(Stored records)
--- BEGIN ---

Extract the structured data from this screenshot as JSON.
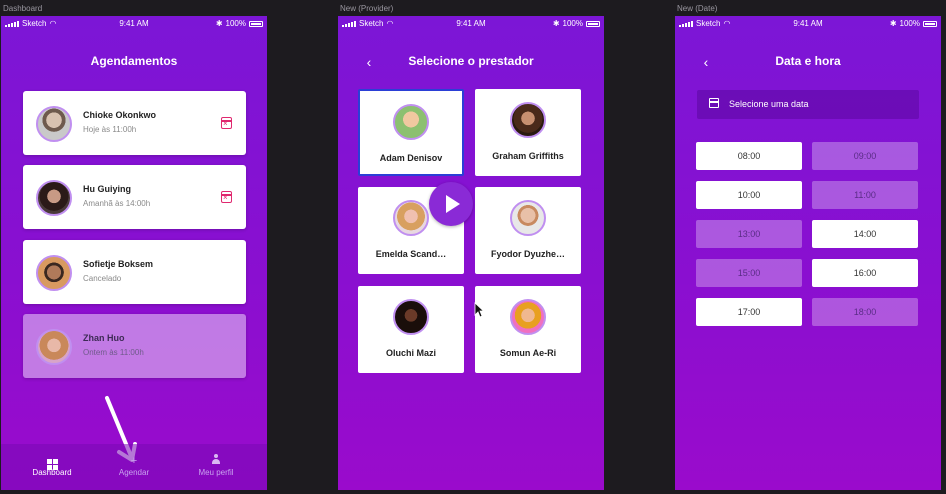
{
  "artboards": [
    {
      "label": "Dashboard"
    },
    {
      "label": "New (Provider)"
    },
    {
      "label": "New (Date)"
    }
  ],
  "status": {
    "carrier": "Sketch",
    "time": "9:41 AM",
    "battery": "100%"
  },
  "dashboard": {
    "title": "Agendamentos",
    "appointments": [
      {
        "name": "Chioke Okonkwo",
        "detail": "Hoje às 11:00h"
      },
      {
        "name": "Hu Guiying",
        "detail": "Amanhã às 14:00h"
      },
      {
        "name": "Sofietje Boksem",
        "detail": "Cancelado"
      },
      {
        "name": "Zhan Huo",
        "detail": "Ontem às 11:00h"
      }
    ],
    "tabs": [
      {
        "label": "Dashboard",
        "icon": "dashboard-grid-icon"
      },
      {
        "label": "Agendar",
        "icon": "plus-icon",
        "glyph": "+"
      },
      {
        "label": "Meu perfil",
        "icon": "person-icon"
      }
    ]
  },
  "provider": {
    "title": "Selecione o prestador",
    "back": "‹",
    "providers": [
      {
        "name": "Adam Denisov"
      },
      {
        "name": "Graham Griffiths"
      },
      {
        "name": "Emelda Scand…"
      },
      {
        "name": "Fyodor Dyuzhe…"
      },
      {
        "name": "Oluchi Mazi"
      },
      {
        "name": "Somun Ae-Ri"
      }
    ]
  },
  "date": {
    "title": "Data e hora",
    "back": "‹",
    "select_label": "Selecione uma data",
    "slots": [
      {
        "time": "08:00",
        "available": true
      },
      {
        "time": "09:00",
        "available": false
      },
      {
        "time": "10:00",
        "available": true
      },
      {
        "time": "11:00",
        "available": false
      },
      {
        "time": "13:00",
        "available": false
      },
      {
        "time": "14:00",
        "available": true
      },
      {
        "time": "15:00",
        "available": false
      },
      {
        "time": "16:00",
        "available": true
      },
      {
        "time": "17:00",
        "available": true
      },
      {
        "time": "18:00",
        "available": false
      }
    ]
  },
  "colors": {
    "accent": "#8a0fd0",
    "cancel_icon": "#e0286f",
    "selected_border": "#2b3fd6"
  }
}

--- END ---
--- BEGIN ---

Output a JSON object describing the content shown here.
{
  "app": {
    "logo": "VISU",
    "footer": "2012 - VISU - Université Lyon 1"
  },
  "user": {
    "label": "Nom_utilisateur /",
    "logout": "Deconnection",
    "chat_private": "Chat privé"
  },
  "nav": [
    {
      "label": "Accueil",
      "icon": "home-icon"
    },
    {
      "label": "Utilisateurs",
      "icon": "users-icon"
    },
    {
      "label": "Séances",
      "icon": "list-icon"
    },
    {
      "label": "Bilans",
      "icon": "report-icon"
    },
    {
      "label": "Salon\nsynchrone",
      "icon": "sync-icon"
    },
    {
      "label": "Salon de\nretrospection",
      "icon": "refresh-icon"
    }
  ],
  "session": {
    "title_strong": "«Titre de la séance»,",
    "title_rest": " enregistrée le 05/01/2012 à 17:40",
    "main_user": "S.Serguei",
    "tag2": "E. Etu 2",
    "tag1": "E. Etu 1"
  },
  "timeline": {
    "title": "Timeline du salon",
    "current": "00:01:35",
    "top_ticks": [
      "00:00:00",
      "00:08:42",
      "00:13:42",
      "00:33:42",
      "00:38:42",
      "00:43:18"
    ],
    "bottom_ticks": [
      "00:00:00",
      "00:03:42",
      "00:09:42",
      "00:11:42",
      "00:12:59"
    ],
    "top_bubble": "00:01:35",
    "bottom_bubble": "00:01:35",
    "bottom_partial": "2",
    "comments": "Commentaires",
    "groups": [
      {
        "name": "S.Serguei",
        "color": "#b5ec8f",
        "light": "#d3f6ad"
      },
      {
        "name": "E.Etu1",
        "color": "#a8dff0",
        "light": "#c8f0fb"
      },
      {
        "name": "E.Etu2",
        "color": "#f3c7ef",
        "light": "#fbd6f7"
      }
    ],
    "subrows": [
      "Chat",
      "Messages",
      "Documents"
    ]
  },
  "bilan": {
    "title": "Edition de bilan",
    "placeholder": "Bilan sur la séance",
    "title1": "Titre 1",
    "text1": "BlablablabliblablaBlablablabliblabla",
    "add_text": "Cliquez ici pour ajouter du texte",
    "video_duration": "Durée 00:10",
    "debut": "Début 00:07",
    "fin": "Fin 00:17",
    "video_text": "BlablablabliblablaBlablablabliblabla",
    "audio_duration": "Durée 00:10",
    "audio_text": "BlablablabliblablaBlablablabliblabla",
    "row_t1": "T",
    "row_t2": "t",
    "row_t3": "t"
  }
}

--- END ---
--- BEGIN ---

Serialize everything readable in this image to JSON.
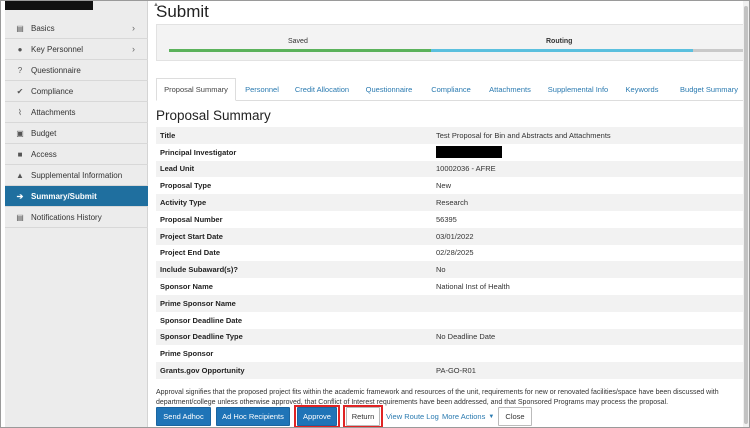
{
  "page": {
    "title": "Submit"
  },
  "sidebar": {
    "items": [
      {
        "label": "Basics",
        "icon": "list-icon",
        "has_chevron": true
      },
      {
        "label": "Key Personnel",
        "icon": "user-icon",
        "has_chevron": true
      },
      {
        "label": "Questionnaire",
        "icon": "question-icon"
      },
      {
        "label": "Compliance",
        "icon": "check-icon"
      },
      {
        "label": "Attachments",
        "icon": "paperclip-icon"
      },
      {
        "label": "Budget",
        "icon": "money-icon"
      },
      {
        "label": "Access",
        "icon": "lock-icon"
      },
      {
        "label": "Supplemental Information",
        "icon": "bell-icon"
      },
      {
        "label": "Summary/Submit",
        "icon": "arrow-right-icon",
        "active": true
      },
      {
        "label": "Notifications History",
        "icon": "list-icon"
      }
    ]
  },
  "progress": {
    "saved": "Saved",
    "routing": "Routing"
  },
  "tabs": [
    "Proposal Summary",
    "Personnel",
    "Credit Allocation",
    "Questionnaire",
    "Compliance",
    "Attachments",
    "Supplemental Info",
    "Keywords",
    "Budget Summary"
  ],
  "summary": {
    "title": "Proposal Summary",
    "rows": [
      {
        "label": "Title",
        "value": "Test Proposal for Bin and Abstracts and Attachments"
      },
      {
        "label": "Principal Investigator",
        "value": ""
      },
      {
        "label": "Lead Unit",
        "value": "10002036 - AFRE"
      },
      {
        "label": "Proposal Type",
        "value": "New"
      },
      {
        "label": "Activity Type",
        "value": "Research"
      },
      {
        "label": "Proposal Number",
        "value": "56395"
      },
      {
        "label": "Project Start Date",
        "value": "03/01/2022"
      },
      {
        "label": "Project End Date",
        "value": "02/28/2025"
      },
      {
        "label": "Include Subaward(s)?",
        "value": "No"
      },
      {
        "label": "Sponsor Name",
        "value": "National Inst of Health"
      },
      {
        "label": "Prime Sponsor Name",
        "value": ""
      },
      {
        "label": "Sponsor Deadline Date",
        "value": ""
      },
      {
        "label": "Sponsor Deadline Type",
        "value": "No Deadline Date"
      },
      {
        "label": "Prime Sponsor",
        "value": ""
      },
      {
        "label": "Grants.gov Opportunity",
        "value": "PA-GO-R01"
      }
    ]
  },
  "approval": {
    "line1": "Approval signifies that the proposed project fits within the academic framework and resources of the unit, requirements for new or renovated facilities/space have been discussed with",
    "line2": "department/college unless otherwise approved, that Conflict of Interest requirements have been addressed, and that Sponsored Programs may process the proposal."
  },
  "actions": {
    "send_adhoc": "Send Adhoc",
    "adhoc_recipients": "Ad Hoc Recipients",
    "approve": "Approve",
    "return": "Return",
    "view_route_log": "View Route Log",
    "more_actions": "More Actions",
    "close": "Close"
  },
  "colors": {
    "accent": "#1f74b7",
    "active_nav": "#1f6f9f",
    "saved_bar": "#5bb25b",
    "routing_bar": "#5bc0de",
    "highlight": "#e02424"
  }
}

--- END ---

DO THIS:
Show every line above in which the word "have" occurs.

CORRECT OUTPUT:
    "line1": "Approval signifies that the proposed project fits within the academic framework and resources of the unit, requirements for new or renovated facilities/space have been discussed with",
    "line2": "department/college unless otherwise approved, that Conflict of Interest requirements have been addressed, and that Sponsored Programs may process the proposal."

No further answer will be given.